WHAT TO PRODUCE: Lines containing the string "priorities" are to be counted; report the total by itself.

RECORDS FOR PROCESSING:
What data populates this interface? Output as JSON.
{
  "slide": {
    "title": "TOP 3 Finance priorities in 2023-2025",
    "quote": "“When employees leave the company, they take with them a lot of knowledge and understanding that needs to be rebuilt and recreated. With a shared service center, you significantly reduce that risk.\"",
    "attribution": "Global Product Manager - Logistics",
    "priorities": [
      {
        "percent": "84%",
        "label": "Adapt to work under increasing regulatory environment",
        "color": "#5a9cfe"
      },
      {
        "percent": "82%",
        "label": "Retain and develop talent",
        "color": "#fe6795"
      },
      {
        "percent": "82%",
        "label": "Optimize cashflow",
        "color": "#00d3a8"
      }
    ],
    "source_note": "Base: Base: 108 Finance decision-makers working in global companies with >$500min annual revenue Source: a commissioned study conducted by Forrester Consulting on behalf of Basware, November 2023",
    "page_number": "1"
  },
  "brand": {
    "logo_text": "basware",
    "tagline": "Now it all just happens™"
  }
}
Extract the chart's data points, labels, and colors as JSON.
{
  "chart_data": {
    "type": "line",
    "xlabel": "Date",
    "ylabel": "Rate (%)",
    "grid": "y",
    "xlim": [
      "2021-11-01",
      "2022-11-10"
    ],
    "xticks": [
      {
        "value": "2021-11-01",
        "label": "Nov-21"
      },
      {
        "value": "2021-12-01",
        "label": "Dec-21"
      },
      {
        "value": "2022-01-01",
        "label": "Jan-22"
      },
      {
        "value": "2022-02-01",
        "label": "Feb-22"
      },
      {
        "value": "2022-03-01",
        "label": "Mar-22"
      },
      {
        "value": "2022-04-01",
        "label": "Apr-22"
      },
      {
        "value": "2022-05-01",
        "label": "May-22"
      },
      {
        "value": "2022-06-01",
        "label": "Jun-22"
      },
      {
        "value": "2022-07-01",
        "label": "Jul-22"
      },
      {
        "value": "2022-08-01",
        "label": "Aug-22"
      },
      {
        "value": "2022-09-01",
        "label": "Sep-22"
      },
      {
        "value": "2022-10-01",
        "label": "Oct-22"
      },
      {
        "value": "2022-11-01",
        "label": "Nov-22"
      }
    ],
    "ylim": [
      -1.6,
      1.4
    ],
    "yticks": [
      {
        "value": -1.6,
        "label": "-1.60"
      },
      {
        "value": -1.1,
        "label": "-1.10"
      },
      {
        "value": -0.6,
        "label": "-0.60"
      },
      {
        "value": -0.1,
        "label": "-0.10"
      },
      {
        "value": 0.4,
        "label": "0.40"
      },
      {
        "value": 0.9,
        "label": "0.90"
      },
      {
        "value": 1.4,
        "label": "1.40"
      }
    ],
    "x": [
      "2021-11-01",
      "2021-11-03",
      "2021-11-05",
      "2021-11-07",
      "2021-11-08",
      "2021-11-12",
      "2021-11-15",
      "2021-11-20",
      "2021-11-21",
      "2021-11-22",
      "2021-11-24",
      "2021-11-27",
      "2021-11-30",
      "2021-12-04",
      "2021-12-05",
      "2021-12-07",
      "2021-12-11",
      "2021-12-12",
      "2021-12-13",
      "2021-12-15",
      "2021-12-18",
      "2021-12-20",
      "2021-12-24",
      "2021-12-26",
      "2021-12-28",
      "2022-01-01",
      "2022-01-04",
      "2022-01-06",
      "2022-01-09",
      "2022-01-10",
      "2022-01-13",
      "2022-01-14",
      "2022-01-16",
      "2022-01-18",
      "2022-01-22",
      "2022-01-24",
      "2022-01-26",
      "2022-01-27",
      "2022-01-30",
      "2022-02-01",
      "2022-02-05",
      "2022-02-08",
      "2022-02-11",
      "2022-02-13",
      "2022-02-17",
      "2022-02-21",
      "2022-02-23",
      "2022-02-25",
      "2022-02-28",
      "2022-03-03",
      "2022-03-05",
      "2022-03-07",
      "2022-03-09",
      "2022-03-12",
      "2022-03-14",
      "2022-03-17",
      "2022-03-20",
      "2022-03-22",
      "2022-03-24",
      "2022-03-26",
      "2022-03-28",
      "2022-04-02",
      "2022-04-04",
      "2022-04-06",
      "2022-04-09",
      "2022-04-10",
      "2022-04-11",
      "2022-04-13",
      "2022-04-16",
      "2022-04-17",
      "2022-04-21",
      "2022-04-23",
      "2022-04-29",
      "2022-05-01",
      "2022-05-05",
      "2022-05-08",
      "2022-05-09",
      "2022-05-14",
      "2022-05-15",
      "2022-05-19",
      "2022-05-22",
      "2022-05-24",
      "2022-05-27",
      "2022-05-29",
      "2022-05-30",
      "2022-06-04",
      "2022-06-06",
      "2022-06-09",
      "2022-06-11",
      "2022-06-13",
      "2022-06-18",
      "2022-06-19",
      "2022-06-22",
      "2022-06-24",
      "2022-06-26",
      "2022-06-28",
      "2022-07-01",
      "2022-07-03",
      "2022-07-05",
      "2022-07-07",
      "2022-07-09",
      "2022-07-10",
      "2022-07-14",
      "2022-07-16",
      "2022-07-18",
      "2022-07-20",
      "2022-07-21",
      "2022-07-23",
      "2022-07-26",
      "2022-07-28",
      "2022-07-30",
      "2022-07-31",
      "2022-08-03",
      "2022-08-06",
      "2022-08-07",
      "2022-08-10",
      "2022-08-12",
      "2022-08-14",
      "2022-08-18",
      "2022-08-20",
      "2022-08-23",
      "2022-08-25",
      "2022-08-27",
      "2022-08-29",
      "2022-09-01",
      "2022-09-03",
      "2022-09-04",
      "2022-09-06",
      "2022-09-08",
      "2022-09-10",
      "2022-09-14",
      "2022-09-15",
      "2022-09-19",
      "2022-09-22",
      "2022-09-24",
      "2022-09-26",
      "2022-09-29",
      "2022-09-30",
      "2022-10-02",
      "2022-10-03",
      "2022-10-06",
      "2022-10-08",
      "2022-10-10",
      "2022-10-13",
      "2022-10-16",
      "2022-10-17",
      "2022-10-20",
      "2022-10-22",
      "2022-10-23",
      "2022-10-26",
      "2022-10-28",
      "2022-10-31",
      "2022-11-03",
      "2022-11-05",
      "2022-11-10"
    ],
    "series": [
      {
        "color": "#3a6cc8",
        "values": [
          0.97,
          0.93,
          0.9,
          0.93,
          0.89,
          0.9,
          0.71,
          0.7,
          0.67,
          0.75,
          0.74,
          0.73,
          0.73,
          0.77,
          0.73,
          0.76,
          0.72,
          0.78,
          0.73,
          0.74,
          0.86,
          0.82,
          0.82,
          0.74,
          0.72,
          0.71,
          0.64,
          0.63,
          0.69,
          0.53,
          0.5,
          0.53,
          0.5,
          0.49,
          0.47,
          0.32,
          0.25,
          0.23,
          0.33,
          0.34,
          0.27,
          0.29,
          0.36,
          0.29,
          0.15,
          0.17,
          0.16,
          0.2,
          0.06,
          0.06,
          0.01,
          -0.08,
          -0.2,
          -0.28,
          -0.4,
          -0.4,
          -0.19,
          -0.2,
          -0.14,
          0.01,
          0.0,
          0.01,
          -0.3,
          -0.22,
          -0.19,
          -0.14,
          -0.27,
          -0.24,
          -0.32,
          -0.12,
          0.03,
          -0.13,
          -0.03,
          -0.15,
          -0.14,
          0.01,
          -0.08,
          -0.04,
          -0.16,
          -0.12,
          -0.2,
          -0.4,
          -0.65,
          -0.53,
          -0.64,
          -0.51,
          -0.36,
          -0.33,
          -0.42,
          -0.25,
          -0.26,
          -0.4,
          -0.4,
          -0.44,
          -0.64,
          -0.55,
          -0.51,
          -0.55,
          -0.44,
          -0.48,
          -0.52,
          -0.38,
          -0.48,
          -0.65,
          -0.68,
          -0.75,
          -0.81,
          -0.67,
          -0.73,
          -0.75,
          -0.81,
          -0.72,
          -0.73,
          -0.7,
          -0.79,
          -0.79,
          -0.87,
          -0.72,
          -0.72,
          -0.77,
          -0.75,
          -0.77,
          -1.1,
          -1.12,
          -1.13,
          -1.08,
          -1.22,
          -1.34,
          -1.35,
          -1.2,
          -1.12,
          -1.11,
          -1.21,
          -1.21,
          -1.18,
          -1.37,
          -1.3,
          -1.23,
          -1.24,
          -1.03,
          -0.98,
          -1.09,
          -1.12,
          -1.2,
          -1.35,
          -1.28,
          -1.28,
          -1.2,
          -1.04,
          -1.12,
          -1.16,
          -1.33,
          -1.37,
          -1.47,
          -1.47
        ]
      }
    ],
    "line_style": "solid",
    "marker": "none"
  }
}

EXPECTED OUTPUT: 2